»»

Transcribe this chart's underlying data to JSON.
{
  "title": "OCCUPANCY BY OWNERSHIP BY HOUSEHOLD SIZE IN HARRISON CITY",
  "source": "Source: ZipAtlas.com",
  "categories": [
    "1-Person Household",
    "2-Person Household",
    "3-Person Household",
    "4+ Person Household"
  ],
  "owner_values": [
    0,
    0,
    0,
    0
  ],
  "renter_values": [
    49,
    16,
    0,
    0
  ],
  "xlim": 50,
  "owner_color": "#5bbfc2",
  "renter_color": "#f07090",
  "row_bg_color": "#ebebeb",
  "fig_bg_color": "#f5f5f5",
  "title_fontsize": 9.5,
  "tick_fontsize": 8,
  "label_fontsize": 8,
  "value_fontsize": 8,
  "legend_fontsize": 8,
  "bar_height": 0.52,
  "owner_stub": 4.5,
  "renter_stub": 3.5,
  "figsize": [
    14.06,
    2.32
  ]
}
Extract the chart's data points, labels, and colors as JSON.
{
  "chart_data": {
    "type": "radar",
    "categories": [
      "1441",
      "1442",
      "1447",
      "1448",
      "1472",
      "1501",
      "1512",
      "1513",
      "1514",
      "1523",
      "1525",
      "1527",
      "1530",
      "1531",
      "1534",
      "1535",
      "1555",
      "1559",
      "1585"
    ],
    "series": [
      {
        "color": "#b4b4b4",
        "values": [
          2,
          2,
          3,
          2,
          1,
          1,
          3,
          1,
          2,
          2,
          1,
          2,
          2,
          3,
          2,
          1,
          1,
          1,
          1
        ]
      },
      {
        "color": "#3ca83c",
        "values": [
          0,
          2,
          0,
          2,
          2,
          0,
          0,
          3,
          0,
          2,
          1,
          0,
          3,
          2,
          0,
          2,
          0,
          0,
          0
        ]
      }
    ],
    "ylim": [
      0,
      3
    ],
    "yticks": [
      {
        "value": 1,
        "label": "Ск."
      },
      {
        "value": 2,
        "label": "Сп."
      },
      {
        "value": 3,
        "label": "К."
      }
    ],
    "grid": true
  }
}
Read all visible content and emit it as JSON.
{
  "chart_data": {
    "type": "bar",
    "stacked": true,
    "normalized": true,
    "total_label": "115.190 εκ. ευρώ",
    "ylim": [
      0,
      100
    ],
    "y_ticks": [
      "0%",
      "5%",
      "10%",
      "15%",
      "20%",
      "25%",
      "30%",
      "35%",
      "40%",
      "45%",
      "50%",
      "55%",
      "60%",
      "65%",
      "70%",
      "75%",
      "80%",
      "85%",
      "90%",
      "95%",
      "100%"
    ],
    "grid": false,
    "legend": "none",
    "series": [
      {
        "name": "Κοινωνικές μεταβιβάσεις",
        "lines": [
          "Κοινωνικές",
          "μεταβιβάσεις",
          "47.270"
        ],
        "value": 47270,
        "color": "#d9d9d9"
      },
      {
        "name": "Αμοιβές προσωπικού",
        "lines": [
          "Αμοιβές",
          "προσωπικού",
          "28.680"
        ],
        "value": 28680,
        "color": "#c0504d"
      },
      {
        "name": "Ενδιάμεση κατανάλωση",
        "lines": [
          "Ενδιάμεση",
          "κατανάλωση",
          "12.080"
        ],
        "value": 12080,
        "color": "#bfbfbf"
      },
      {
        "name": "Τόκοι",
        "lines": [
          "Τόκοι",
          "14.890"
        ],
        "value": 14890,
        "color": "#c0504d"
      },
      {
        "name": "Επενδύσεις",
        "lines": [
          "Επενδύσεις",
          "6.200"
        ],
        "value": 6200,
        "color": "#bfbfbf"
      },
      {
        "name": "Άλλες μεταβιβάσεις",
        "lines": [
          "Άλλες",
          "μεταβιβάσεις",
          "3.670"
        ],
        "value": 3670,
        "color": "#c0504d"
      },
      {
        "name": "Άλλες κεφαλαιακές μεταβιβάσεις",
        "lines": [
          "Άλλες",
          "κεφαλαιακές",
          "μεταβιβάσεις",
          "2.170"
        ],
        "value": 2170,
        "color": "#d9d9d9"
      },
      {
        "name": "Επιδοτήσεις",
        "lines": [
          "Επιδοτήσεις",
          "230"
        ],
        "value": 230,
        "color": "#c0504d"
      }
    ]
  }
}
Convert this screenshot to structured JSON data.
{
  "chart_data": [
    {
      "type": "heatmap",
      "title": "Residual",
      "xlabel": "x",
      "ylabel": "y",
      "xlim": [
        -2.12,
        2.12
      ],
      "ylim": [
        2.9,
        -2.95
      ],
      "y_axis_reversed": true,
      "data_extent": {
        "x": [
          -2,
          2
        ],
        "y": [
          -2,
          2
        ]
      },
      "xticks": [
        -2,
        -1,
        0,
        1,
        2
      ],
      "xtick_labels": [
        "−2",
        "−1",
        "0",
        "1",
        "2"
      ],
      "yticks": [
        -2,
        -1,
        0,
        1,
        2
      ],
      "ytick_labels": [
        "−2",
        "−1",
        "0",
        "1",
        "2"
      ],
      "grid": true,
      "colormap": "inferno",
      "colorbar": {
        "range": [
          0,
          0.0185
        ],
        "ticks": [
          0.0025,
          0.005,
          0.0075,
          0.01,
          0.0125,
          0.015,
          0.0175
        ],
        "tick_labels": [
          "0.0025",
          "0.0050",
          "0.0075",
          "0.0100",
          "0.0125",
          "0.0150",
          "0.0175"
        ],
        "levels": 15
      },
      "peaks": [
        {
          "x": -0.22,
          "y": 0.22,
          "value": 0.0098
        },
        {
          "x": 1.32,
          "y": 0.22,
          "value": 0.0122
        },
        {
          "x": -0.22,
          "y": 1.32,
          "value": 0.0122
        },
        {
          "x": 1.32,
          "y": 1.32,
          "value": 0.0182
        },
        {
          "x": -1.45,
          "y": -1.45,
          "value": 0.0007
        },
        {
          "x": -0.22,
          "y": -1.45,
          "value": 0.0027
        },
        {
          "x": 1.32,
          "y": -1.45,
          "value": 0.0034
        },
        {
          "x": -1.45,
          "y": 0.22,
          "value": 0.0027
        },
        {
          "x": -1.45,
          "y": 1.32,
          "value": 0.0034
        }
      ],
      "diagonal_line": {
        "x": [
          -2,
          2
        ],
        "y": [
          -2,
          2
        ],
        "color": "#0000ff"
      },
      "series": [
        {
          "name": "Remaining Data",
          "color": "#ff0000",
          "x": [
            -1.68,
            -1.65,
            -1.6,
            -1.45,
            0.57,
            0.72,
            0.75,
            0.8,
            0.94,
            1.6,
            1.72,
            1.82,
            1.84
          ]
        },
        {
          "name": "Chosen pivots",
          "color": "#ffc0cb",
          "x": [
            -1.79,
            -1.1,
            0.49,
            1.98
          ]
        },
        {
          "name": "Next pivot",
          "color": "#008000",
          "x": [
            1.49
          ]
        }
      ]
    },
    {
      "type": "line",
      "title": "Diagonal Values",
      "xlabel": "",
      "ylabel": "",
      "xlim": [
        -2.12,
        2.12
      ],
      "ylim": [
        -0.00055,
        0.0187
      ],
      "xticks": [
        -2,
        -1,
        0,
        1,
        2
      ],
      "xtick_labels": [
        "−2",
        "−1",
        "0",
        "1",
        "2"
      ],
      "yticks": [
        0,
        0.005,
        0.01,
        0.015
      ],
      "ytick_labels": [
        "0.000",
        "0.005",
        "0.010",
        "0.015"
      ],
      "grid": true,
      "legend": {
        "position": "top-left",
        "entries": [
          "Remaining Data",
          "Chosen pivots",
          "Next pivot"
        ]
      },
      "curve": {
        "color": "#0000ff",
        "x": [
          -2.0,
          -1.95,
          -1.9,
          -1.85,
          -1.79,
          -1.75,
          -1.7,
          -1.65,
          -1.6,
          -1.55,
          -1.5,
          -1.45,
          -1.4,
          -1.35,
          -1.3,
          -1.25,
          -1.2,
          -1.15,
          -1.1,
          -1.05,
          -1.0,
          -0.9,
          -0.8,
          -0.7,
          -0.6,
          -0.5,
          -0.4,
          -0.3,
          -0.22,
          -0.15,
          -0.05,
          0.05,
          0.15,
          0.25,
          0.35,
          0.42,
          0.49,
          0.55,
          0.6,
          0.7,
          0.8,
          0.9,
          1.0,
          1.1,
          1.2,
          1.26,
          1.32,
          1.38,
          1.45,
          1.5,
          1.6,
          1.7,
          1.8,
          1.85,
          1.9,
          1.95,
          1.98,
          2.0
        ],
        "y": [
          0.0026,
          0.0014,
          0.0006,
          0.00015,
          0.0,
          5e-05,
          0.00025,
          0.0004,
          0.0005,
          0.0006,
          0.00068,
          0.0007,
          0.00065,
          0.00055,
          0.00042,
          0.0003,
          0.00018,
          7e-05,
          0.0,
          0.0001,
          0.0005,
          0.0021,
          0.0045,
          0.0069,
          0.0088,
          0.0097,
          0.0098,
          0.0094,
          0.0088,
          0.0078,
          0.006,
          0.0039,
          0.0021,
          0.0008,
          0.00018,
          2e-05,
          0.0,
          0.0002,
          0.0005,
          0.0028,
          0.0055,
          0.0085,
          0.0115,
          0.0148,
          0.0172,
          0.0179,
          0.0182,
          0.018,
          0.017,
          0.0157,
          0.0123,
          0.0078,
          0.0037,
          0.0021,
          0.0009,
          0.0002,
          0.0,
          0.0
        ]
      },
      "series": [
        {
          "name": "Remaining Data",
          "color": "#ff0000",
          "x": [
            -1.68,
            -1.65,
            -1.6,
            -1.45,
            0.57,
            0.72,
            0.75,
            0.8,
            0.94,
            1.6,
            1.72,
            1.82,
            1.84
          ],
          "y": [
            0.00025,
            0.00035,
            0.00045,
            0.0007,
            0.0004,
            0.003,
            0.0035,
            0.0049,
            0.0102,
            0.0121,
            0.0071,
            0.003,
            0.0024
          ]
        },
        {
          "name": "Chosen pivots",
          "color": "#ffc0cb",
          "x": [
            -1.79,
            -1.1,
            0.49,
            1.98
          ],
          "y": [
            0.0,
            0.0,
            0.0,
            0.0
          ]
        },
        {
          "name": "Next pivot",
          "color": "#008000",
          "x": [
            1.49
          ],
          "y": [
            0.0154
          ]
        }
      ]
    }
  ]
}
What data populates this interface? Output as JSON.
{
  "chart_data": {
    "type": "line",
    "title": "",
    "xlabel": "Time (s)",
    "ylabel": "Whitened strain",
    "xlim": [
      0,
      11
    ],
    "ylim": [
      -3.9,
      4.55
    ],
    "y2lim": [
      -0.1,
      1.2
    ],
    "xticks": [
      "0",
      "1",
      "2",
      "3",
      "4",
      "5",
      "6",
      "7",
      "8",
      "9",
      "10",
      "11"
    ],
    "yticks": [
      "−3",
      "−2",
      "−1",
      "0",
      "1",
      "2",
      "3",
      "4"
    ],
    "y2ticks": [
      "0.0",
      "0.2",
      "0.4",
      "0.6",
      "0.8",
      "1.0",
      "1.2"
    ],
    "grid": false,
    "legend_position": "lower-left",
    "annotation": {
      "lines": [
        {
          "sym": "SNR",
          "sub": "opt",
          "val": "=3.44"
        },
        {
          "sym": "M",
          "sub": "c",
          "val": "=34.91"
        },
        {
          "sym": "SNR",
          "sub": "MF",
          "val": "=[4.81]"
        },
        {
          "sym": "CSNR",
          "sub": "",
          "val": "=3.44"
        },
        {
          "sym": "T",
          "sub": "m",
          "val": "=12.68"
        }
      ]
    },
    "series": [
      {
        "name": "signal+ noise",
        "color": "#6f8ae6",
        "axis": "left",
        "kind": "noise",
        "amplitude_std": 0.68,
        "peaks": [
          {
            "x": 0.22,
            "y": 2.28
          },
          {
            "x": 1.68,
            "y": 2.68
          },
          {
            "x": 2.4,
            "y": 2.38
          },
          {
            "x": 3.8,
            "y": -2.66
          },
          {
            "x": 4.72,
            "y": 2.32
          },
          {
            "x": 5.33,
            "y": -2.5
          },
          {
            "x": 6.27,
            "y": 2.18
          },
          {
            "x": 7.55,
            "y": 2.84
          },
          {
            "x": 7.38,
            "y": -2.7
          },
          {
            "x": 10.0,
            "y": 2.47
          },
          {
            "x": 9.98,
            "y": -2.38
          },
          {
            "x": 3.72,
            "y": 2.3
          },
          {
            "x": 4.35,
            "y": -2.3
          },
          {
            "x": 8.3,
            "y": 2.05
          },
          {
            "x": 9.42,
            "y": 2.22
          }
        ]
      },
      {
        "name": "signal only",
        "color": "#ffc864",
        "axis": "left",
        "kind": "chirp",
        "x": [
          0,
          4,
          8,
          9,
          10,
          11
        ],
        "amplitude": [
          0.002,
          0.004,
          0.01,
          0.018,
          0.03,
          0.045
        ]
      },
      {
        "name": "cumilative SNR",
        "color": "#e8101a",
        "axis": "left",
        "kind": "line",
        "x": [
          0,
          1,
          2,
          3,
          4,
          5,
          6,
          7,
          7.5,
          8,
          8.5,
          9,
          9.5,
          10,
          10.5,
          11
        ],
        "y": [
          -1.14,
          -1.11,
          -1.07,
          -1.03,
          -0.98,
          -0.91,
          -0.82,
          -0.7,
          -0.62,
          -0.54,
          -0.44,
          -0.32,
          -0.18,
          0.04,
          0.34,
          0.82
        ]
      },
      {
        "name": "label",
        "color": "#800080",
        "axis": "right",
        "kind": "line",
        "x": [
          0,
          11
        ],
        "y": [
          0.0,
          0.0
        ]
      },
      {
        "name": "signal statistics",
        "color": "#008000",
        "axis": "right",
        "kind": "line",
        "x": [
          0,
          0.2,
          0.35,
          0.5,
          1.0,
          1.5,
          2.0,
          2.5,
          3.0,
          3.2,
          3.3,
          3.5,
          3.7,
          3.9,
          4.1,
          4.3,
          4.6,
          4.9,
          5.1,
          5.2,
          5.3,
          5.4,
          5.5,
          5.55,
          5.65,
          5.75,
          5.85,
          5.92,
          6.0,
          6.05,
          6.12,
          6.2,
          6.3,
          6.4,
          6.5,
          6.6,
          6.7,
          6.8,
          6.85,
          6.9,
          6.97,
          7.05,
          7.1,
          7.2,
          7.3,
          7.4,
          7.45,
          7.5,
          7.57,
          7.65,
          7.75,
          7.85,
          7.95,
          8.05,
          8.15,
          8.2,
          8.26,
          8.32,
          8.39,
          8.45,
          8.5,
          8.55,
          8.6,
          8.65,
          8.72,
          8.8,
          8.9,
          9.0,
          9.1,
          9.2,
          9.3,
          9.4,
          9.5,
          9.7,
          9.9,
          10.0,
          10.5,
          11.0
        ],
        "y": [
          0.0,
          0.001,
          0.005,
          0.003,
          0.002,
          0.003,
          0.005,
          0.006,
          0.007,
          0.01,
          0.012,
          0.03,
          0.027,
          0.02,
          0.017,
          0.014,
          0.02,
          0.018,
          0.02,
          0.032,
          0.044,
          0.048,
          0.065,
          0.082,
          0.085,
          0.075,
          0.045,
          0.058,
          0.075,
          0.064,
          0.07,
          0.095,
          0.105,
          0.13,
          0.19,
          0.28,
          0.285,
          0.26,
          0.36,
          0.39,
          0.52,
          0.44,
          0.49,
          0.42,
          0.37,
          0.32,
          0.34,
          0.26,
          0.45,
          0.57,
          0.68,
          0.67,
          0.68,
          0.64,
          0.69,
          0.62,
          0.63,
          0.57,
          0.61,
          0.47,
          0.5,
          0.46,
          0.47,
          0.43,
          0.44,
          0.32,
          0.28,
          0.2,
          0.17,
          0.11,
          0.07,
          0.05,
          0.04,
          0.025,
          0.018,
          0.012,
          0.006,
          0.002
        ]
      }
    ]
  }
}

««

*Instructions for the task*
Identify every line above that includes the word "signal", and show those lines.

*Exercise response*
        "name": "signal+ noise",
        "name": "signal only",
        "name": "signal statistics",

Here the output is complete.